- _Enunciado_
Reproduce íntegro, letra por letra, el texto sobre la «muerte del sujeto» en las teorías de la postmodernidad.
··· Texto
Al proclamar la «muerte del sujeto», las teorías de la postmodernidad continúan los ataques de las corrientes del postestructuralismo francés al sujeto. Pero aquí es preciso hacer dos salvedades. En primer lugar, las numerosas teorías producidas en Francia entre fines del cincuenta y mediados de los setenta de este siglo, y denominadas convencionalmente como «estructuralismo» y «postestructuralismo», tenían como objetivo retomar una idea tan vieja como la teoría crítica misma: destacar el carácter condicionante de las estructuras sociales objetivas sobre la actividad de los hombres. Al atacar al sujeto, buscaban impugnar (con mayor o menor fortuna) una utilización de esta figura conceptual que estaba presente y reinante en las ciencias sociales (sobre todo la historia), que asumía al individuo como «sujeto constituyente transhistórico». [10] Pero no todo el estructuralismo o postestructuralismo asumió las posiciones irracionalistas que fueron después típicas de las teorías de la postmodernidad. Y esta es la segunda salvedad hacia la que quiero llamar la atención. Alex Callinicos ha destacado con toda razón que con el término «postestructuralismo» agrupamos dos líneas distintas pero relacionadas de pensamiento. Una, «textualista», representada por Derrida, que estudia solamente las prácticas discursivas y que considera que los discursos constituyen al sujeto (con lo que el sujeto termina siendo una simple invención narrativa), y otra, llamada «postestructuralismo mundano» (concepto que Callinicos toma de Edward Said) que estudia la articulación de las prácticas discursivas y las no discursivas, y que tiene su más conspicuo representante en Michel Foucault. [11] Las teorías de la postmodernidad son herederas solamente de la primera forma, «textualista», del postestructuralismo.
······
··· Material
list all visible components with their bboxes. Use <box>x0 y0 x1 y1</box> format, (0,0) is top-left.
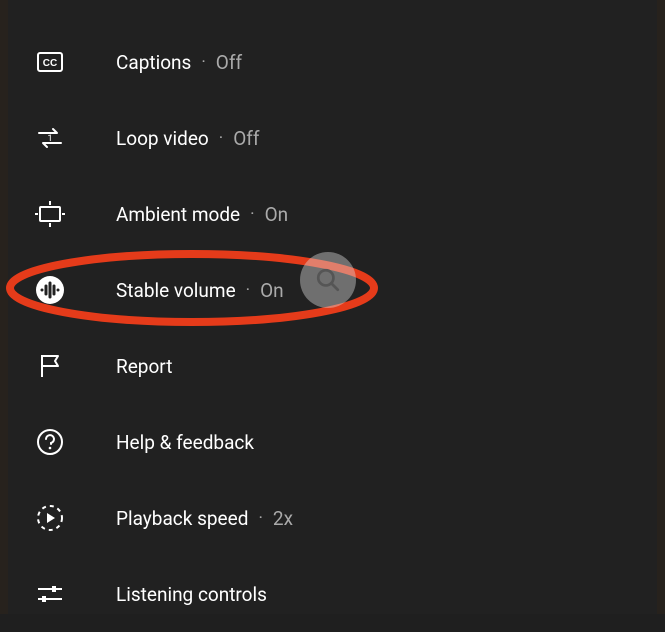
stable-volume-label: Stable volume <box>116 279 236 302</box>
separator-dot: · <box>246 280 250 300</box>
menu-item-ambient-mode[interactable]: Ambient mode · On <box>8 176 657 252</box>
playback-speed-icon <box>32 500 68 536</box>
help-icon <box>32 424 68 460</box>
settings-menu-panel: CC Captions · Off 1 Loop video · Off <box>8 0 657 614</box>
unknown-icon <box>32 0 68 30</box>
ambient-icon <box>32 196 68 232</box>
menu-item-listening-controls[interactable]: Listening controls <box>8 556 657 632</box>
menu-item-stable-volume[interactable]: Stable volume · On <box>8 252 657 328</box>
loop-label: Loop video <box>116 127 209 150</box>
loop-icon: 1 <box>32 120 68 156</box>
captions-status: Off <box>216 51 242 74</box>
separator-dot: · <box>250 204 254 224</box>
help-label: Help & feedback <box>116 431 254 454</box>
listening-controls-label: Listening controls <box>116 583 267 606</box>
captions-label: Captions <box>116 51 191 74</box>
menu-item-help-feedback[interactable]: Help & feedback <box>8 404 657 480</box>
playback-speed-status: 2x <box>273 507 293 530</box>
separator-dot: · <box>219 128 223 148</box>
captions-icon: CC <box>32 44 68 80</box>
menu-item-loop-video[interactable]: 1 Loop video · Off <box>8 100 657 176</box>
svg-text:CC: CC <box>43 58 57 69</box>
loop-status: Off <box>233 127 259 150</box>
menu-item-truncated[interactable] <box>8 0 657 24</box>
menu-item-captions[interactable]: CC Captions · Off <box>8 24 657 100</box>
separator-dot: · <box>258 508 262 528</box>
ambient-label: Ambient mode <box>116 203 240 226</box>
separator-dot: · <box>201 52 205 72</box>
stable-volume-status: On <box>260 279 284 302</box>
svg-text:1: 1 <box>47 134 52 144</box>
sliders-icon <box>32 576 68 612</box>
playback-speed-label: Playback speed <box>116 507 248 530</box>
menu-item-playback-speed[interactable]: Playback speed · 2x <box>8 480 657 556</box>
ambient-status: On <box>265 203 289 226</box>
menu-item-report[interactable]: Report <box>8 328 657 404</box>
report-label: Report <box>116 355 172 378</box>
stable-volume-icon <box>32 272 68 308</box>
flag-icon <box>32 348 68 384</box>
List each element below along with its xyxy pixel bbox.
······
- _Respuesta final_
Al proclamar la «muerte del sujeto», las teorías de la postmodernidad continúan los ataques de las corrientes del postestructuralismo francés al sujeto. Pero aquí es preciso hacer dos salvedades. En primer lugar, las numerosas teorías producidas en Francia entre fines del cincuenta y mediados de los setenta de este siglo, y denominadas convencionalmente como «estructuralismo» y «postestructuralismo», tenían como objetivo retomar una idea tan vieja como la teoría crítica misma: destacar el carácter condicionante de las estructuras sociales objetivas sobre la actividad de los hombres. Al atacar al sujeto, buscaban impugnar (con mayor o menor fortuna) una utilización de esta figura conceptual que estaba presente y reinante en las ciencias sociales (sobre todo la historia), que asumía al individuo como «sujeto constituyente transhistórico». [10] Pero no todo el estructuralismo o postestructuralismo asumió las posiciones irracionalistas que fueron después típicas de las teorías de la postmodernidad. Y esta es la segunda salvedad hacia la que quiero llamar la atención. Alex Callinicos ha destacado con toda razón que con el término «postestructuralismo» agrupamos dos líneas distintas pero relacionadas de pensamiento. Una, «textualista», representada por Derrida, que estudia solamente las prácticas discursivas y que considera que los discursos constituyen al sujeto (con lo que el sujeto termina siendo una simple invención narrativa), y otra, llamada «postestructuralismo mundano» (concepto que Callinicos toma de Edward Said) que estudia la articulación de las prácticas discursivas y las no discursivas, y que tiene su más conspicuo representante en Michel Foucault. [11] Las teorías de la postmodernidad son herederas solamente de la primera forma, «textualista», del postestructuralismo.